▸ About this task: From the material below, list every line containing "title".
»»
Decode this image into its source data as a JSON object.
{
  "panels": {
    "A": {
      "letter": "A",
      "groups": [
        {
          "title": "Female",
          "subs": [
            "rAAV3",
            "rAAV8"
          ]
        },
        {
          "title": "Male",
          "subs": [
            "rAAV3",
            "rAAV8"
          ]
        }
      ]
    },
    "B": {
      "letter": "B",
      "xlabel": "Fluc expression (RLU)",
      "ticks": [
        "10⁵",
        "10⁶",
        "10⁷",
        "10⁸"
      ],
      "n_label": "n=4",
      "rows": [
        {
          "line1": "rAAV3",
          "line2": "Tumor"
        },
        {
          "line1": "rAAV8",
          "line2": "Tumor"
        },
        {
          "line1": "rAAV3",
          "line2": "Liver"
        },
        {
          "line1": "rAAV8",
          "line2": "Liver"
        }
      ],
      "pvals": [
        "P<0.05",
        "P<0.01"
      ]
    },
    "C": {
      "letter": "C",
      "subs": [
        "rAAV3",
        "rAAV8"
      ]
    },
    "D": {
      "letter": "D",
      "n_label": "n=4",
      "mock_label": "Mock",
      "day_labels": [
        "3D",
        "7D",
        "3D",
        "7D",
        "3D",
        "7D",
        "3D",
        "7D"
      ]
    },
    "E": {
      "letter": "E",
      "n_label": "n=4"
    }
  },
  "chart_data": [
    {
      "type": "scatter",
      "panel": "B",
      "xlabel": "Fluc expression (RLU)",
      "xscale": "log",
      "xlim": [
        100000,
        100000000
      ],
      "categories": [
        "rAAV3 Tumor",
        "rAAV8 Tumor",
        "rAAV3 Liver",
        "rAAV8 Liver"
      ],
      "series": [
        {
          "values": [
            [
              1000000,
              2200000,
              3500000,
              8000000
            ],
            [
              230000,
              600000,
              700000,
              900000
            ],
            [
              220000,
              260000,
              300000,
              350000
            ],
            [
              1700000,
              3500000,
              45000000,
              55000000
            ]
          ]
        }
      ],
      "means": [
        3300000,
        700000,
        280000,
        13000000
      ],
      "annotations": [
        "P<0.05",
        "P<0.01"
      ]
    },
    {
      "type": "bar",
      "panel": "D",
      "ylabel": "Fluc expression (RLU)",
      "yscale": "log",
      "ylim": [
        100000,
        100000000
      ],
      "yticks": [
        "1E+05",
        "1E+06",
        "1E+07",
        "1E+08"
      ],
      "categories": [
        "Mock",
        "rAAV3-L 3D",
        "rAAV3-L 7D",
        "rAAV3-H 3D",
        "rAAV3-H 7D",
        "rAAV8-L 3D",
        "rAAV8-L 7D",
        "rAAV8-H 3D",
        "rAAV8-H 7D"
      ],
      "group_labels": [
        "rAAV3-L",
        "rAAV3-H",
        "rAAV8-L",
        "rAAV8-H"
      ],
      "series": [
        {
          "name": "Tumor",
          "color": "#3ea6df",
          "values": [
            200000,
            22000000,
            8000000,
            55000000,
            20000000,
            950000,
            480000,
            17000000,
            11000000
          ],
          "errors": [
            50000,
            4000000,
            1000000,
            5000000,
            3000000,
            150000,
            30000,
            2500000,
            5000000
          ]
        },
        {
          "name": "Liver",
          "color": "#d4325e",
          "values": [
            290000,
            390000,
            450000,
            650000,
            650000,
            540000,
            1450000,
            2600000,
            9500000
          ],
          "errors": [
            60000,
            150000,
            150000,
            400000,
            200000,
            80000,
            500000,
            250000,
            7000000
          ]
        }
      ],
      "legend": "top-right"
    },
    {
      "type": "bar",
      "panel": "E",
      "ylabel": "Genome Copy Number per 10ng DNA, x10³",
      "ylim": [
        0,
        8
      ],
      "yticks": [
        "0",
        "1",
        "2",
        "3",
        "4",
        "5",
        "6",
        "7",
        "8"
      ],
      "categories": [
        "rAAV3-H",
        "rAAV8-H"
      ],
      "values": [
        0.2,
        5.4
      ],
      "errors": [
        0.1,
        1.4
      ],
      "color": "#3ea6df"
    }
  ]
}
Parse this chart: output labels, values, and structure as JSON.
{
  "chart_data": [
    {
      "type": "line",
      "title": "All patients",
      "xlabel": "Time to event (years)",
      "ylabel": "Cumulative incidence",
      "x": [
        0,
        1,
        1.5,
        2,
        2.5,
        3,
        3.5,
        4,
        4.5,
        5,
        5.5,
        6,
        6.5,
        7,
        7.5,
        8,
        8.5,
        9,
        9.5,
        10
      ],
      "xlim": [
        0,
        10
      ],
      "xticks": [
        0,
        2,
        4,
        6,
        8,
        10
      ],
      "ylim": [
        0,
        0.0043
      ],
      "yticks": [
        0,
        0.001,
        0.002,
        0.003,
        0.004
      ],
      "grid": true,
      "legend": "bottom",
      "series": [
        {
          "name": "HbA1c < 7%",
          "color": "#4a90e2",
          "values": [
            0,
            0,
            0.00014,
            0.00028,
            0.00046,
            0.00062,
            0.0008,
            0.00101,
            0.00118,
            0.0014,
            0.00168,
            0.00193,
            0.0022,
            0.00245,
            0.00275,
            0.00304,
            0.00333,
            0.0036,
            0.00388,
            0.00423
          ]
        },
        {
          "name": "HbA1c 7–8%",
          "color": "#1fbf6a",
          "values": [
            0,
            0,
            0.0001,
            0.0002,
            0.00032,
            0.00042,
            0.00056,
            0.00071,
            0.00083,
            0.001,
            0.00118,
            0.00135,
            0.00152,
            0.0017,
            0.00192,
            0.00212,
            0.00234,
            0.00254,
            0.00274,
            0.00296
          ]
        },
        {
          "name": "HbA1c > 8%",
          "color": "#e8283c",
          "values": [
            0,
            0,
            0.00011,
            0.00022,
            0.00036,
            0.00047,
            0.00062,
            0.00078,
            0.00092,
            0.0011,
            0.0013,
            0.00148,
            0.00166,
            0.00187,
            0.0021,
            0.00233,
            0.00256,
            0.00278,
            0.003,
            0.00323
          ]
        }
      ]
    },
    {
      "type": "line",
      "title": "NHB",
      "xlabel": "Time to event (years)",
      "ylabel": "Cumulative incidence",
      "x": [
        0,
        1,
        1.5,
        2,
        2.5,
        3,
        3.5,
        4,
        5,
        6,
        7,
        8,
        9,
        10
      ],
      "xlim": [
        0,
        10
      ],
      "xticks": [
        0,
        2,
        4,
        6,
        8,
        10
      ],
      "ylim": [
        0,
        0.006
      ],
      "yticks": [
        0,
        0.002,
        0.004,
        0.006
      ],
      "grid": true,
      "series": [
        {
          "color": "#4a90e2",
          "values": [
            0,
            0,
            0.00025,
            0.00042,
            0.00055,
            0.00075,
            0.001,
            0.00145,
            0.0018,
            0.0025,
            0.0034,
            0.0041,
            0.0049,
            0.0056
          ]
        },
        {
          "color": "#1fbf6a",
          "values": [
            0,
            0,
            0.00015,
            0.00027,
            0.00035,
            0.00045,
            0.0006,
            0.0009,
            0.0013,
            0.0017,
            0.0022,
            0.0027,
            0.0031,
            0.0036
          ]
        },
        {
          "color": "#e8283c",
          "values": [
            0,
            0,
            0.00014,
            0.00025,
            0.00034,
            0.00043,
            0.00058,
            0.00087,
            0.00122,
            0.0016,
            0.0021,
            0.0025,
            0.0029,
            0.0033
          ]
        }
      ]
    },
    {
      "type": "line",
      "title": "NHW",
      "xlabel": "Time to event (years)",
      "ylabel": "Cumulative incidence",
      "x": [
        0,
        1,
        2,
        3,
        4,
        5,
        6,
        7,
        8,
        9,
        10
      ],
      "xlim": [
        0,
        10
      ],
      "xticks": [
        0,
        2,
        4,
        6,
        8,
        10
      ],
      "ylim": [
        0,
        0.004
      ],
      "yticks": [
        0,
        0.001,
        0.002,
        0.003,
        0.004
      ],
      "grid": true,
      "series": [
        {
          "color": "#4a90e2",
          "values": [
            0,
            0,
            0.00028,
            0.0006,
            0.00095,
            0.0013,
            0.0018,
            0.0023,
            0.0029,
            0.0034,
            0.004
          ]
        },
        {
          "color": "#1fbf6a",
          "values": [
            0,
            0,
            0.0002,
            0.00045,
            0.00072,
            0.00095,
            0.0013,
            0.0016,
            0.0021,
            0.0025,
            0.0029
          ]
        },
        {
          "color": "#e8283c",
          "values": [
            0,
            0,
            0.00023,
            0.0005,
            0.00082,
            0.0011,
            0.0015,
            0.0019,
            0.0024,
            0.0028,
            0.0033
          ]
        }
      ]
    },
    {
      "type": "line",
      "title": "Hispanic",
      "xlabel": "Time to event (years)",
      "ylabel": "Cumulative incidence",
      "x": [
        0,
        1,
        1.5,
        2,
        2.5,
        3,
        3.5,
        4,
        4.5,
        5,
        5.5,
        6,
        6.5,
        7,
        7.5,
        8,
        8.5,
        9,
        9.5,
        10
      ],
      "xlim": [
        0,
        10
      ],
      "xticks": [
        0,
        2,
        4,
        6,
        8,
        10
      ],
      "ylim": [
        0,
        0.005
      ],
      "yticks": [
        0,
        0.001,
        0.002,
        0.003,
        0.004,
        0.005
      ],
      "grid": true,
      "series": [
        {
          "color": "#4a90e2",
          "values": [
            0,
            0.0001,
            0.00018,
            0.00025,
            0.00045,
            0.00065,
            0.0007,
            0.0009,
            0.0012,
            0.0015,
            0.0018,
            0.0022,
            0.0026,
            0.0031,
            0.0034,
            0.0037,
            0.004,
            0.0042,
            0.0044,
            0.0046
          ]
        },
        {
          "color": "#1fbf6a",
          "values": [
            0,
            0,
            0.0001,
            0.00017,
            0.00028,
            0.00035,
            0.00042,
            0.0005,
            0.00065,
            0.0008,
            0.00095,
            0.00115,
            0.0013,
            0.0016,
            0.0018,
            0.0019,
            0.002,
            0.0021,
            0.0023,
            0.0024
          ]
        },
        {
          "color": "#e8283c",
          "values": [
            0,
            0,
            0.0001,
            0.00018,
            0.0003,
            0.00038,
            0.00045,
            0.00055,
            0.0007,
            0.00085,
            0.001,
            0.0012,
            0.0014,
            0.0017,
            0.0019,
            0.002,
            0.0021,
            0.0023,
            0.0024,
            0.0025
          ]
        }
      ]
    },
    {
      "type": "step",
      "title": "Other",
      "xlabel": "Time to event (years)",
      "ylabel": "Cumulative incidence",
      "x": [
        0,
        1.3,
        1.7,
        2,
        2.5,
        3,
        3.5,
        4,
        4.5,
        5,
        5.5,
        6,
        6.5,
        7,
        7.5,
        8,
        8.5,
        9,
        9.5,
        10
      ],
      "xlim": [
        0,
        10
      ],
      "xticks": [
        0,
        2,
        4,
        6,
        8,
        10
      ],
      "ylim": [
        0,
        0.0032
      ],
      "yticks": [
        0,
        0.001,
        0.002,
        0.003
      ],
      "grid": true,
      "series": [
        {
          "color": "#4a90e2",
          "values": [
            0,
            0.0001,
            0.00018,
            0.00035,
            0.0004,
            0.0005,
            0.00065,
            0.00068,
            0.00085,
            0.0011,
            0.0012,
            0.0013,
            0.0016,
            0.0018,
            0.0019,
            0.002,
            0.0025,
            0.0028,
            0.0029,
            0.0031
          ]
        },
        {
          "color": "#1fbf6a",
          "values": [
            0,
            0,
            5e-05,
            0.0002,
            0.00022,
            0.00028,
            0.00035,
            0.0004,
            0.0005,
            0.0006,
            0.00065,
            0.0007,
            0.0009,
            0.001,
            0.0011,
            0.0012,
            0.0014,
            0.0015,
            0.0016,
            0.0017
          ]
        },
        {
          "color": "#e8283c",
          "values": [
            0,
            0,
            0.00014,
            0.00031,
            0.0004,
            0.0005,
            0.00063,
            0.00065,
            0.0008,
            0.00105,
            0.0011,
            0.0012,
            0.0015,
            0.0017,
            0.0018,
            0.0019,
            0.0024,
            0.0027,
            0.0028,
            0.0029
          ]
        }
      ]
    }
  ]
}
««
▸ Task answer:
          "title": "Female",
          "title": "Male",
      "title": "All patients",
      "title": "NHB",
      "title": "NHW",
      "title": "Hispanic",
      "title": "Other",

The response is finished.